> [What you are asked to do] Search the material and gather each line with "this" in it.
%%
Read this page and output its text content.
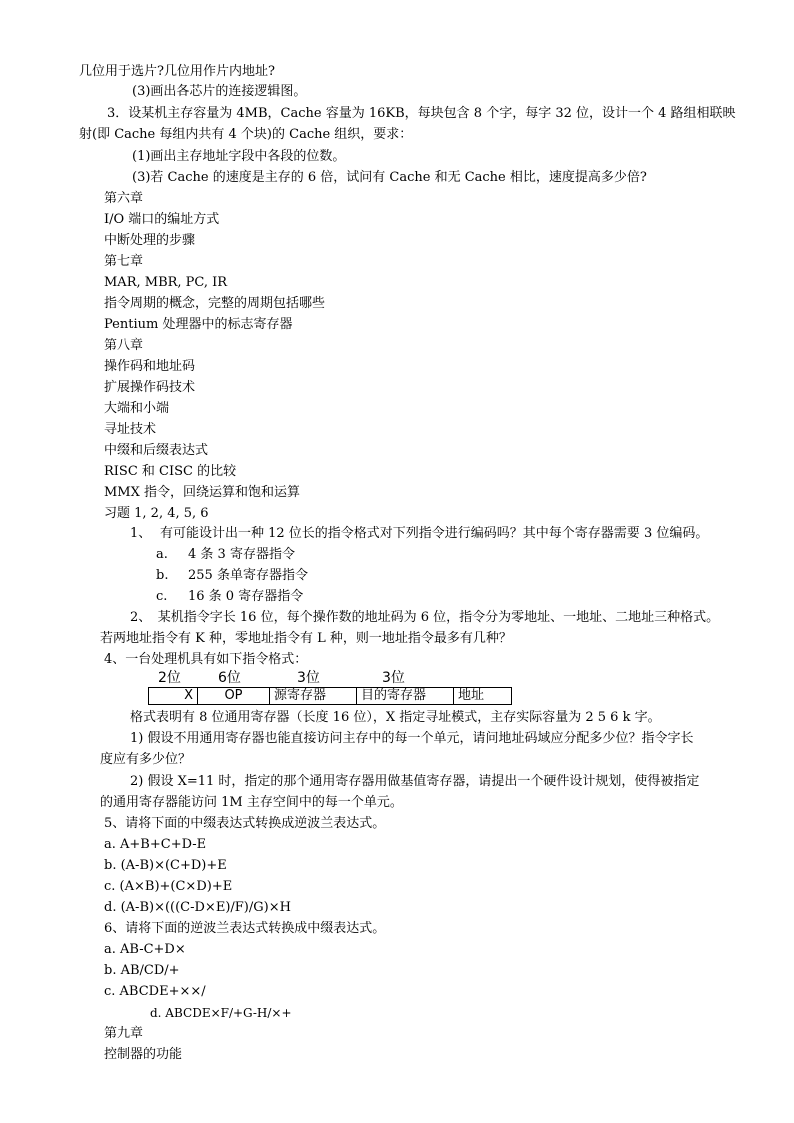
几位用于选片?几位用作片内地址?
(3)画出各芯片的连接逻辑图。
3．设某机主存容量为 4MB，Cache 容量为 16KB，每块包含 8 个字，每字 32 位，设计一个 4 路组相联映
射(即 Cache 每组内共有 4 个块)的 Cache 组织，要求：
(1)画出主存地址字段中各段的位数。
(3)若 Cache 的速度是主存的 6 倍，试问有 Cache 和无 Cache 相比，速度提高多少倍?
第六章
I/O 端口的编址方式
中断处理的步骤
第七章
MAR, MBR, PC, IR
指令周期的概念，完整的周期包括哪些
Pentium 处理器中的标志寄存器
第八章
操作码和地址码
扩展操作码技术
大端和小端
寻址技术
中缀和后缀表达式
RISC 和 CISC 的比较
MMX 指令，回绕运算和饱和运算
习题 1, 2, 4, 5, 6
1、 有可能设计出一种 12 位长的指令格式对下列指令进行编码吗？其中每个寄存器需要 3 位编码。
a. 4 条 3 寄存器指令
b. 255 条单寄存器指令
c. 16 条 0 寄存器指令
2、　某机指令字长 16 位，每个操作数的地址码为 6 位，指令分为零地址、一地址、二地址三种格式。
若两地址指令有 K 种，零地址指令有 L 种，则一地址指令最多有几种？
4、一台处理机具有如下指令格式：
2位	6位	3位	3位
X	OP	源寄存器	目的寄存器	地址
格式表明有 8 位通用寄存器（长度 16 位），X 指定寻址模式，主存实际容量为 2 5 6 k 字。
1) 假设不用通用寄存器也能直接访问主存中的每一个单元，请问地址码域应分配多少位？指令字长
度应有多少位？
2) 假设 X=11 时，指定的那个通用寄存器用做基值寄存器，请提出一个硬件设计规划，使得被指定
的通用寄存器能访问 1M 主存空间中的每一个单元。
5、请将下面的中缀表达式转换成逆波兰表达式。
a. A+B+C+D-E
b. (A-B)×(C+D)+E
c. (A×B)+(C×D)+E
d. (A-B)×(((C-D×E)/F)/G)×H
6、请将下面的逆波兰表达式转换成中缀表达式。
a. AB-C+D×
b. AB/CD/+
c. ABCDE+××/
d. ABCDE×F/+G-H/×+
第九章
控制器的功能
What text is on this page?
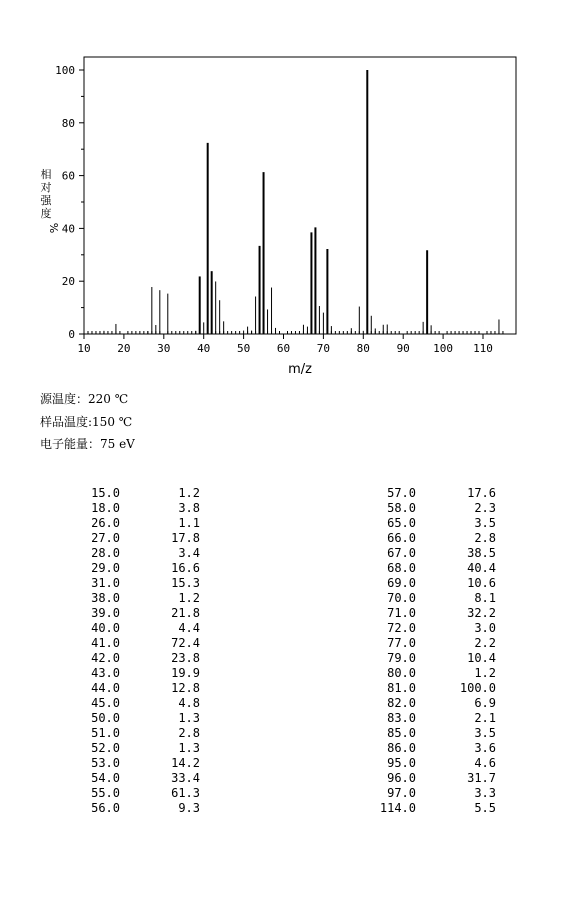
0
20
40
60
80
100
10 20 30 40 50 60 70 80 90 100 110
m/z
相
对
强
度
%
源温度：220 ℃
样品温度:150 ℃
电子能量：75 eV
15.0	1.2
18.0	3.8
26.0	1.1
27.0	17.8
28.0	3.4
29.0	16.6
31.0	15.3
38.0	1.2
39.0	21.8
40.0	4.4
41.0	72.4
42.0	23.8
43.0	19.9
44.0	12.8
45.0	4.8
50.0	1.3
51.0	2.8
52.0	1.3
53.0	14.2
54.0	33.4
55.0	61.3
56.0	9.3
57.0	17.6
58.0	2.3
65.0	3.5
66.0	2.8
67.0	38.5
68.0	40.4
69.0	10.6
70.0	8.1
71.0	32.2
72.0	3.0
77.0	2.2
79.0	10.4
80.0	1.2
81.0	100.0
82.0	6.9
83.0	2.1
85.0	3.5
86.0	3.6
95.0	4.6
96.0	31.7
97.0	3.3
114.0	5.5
%%
%%
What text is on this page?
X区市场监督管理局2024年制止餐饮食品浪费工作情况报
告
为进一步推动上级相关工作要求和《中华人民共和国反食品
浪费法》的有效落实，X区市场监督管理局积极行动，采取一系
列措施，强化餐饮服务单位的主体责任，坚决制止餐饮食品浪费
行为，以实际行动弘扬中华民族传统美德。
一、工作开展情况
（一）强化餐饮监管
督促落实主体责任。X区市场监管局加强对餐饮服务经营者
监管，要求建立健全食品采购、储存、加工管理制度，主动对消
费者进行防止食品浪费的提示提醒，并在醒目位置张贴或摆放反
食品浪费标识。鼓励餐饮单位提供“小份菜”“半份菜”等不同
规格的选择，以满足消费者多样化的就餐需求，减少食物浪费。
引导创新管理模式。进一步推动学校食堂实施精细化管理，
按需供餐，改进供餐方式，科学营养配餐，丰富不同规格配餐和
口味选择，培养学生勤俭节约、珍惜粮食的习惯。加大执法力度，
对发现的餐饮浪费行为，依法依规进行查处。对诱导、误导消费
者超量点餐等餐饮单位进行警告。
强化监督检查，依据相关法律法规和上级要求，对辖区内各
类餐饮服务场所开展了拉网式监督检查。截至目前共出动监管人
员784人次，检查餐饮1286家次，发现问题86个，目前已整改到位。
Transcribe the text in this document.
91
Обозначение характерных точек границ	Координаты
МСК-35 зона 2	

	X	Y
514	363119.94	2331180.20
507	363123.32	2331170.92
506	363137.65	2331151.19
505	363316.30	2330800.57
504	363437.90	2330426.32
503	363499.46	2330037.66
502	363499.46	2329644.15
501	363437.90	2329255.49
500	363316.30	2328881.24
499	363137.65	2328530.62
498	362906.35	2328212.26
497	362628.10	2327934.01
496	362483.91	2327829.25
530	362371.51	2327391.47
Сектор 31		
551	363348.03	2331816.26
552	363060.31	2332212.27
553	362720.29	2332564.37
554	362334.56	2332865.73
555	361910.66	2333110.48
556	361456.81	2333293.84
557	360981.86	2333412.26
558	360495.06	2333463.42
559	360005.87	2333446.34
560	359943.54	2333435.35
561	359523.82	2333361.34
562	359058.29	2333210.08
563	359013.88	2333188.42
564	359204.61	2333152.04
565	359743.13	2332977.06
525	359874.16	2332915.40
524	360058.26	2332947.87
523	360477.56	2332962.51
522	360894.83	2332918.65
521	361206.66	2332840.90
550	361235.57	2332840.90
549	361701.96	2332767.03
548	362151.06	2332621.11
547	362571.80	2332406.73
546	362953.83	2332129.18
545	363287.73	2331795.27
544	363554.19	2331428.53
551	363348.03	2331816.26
%%
> [Full answer]
Read this page and output its text content.
What text is on this page?
What text is on this page?
Transcribe the text in this document.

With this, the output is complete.